## YOUR INSTRUCTIONS
Return all lines in the material below that contain "right".

## MATERIALS PROVIDED
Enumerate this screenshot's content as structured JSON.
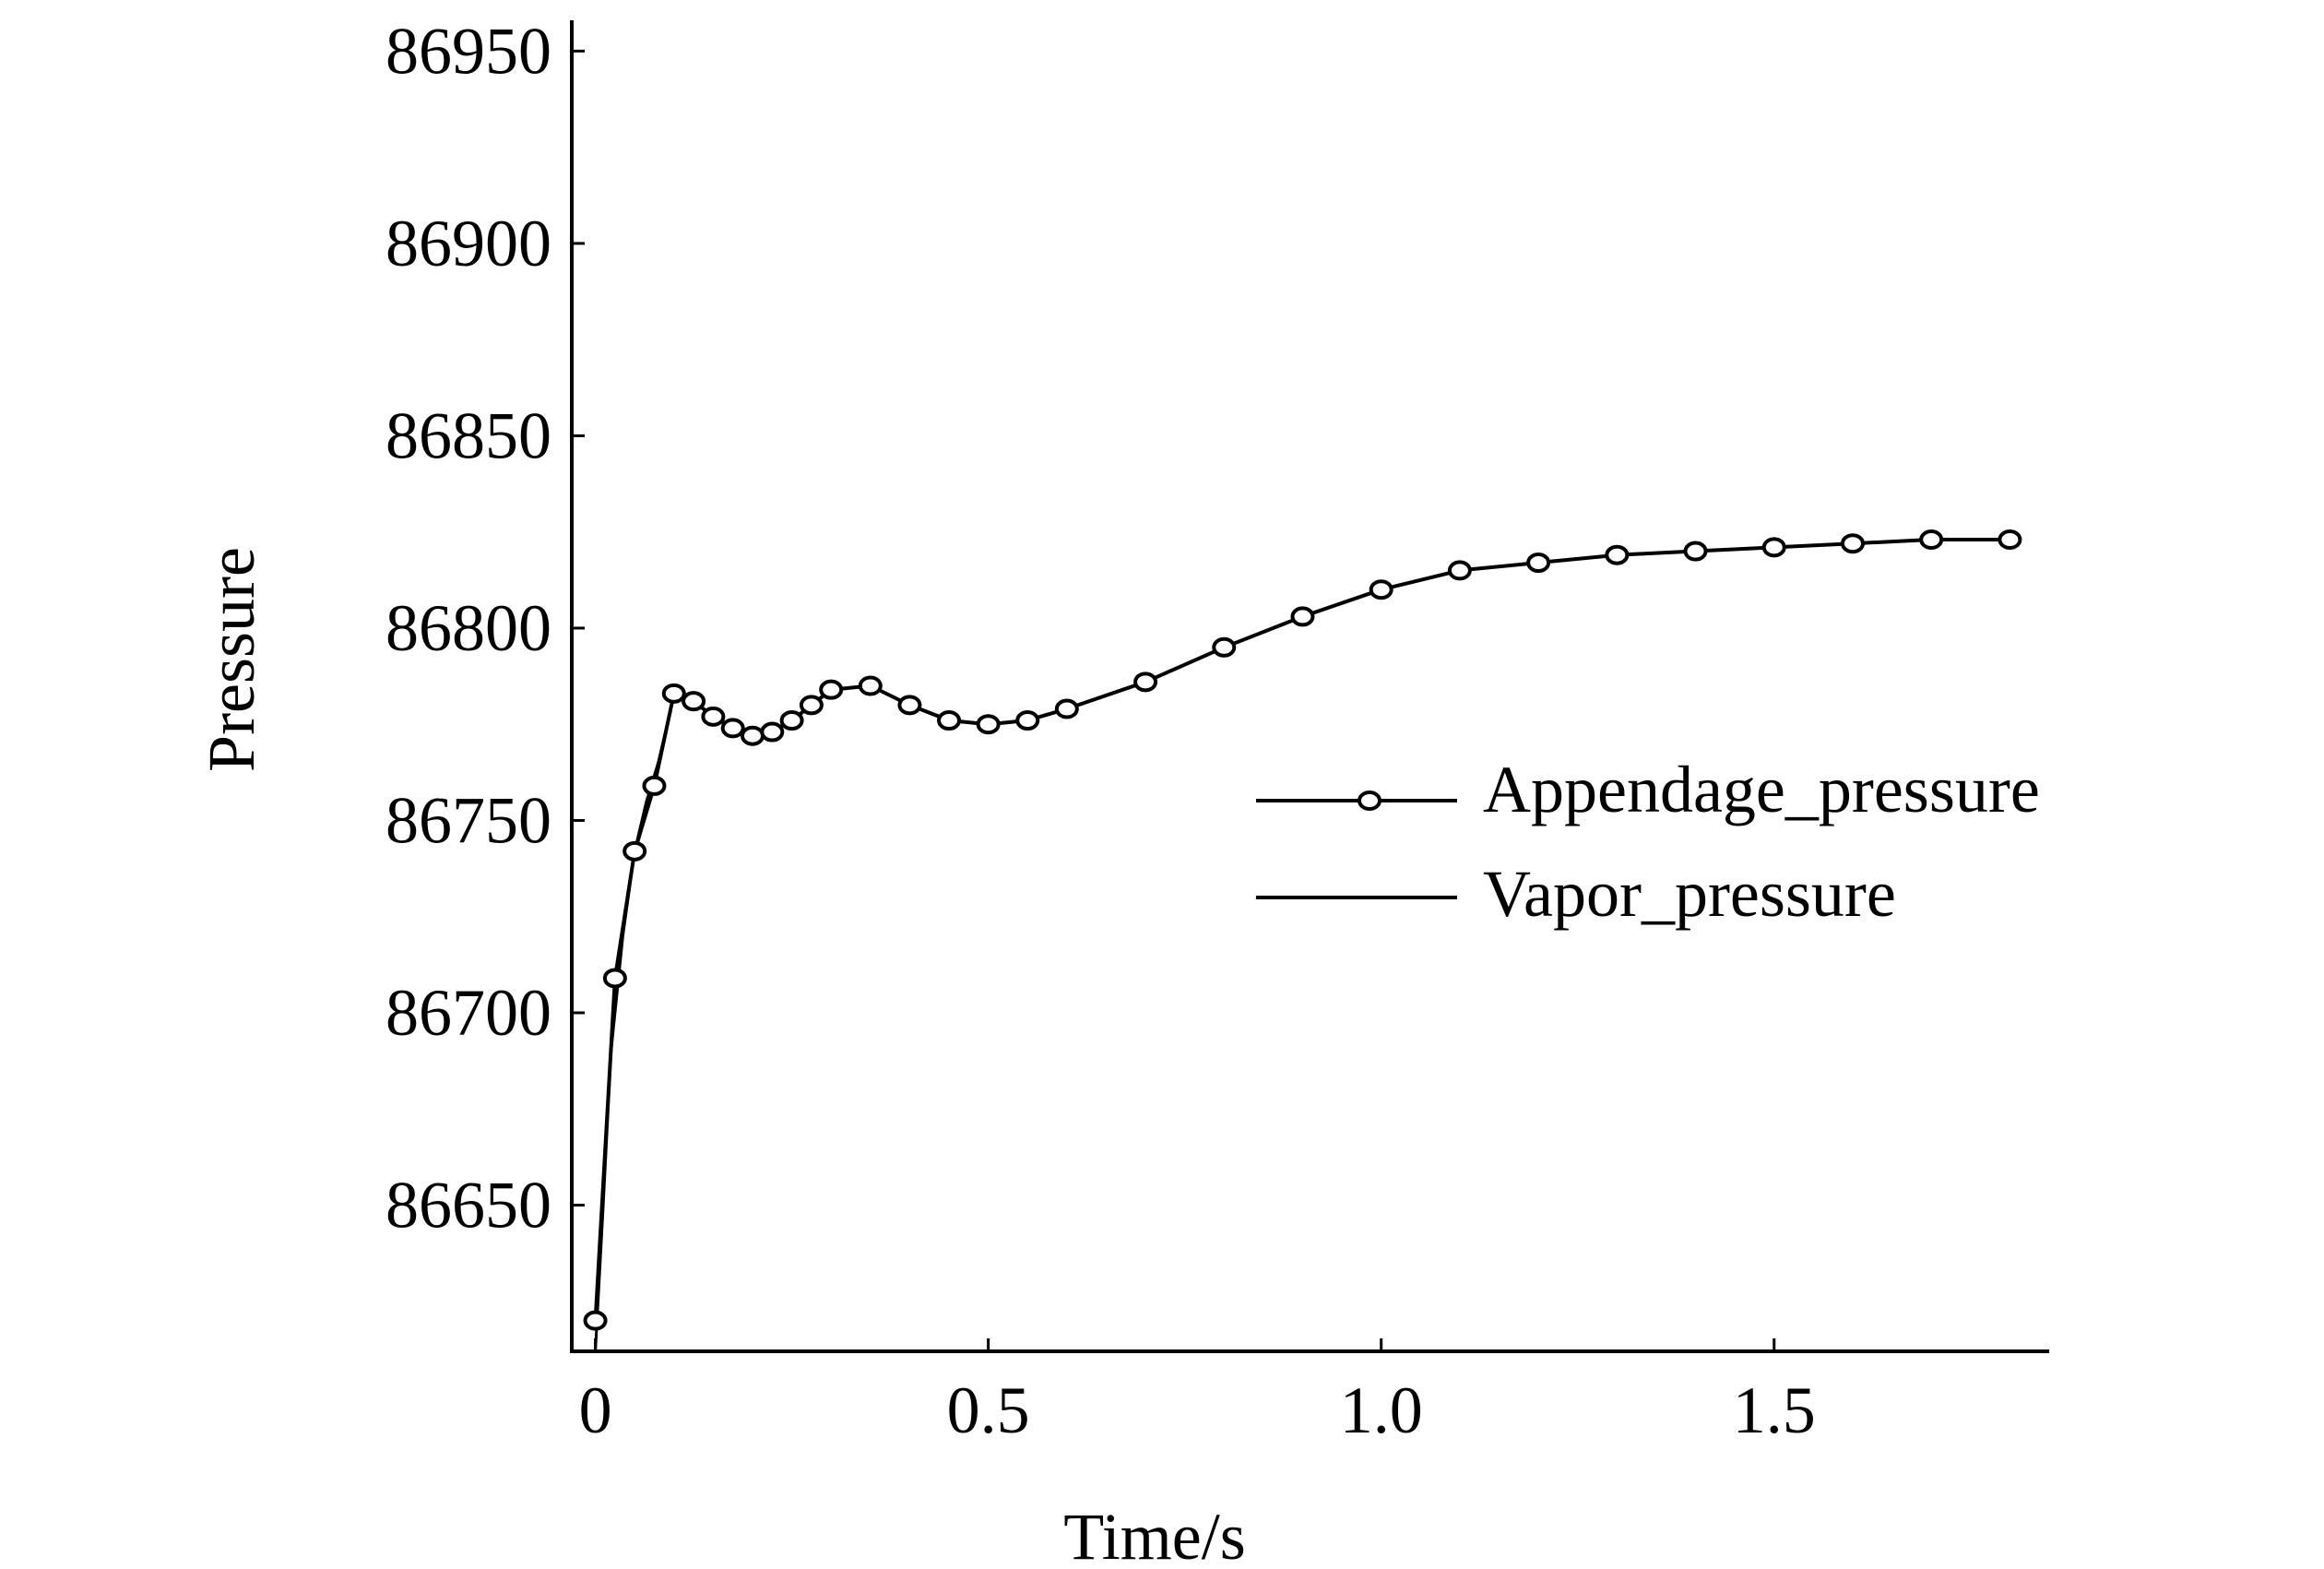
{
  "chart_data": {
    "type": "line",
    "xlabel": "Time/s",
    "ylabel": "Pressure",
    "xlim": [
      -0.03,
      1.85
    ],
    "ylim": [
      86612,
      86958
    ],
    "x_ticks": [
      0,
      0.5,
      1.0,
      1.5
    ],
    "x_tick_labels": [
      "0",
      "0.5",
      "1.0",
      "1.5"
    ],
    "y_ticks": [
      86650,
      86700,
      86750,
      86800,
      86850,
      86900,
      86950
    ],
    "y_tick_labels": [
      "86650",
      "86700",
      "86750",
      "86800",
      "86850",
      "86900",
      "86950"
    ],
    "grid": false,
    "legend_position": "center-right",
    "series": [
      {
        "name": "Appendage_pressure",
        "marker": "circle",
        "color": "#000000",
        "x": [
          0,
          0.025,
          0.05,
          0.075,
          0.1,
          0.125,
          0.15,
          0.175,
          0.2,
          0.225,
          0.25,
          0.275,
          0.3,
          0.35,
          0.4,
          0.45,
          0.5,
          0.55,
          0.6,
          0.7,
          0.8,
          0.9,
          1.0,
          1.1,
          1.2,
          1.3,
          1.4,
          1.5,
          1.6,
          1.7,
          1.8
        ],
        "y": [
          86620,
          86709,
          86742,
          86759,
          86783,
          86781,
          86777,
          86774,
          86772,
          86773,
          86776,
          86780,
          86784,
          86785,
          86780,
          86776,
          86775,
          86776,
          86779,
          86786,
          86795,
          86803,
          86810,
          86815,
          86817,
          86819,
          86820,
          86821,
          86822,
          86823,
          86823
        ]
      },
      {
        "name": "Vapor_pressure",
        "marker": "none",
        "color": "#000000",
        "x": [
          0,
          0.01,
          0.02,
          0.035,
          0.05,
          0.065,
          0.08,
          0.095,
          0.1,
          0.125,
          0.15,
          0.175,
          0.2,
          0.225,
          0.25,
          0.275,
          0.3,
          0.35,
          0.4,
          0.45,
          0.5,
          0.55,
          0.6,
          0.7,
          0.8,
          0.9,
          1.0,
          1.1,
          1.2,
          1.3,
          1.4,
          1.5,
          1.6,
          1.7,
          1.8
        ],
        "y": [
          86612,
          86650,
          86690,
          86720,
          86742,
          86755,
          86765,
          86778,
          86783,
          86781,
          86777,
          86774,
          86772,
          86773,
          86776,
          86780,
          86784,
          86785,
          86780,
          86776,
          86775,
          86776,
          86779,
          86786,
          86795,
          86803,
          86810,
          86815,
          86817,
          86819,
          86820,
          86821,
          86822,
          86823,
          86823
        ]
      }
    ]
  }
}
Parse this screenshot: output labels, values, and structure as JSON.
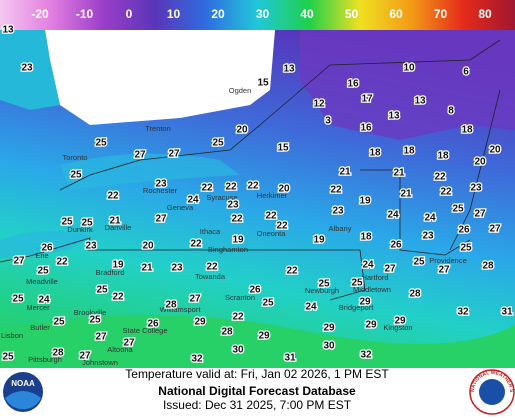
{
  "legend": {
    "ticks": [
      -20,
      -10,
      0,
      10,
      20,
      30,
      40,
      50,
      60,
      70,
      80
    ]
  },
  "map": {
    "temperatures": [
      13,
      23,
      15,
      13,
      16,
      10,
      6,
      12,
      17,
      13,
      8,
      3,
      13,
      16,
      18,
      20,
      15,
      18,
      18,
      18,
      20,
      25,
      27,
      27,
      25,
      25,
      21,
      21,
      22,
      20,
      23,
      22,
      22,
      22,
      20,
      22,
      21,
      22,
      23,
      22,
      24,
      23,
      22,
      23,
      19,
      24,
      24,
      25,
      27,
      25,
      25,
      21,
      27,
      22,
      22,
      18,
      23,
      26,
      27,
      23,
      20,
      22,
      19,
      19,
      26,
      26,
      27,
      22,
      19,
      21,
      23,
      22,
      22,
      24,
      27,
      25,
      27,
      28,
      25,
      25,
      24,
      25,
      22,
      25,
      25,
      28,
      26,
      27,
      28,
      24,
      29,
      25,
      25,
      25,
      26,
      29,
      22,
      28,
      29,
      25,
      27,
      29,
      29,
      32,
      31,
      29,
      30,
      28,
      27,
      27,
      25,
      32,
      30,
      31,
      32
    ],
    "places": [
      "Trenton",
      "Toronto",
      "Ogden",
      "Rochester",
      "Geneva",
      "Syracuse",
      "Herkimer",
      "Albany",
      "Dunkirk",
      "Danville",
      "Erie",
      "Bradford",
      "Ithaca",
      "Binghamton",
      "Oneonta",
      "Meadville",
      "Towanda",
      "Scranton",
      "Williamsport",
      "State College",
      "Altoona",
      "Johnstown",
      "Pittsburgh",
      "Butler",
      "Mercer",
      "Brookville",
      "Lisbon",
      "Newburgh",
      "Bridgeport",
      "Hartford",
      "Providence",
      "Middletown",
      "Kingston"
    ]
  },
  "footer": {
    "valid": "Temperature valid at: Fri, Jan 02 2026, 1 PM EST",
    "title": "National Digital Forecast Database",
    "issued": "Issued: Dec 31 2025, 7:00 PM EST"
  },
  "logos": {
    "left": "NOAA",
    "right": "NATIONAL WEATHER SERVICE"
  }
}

## FINISHED ANSWER
    "legend_position": "center-right",
    "right": "NATIONAL WEATHER SERVICE"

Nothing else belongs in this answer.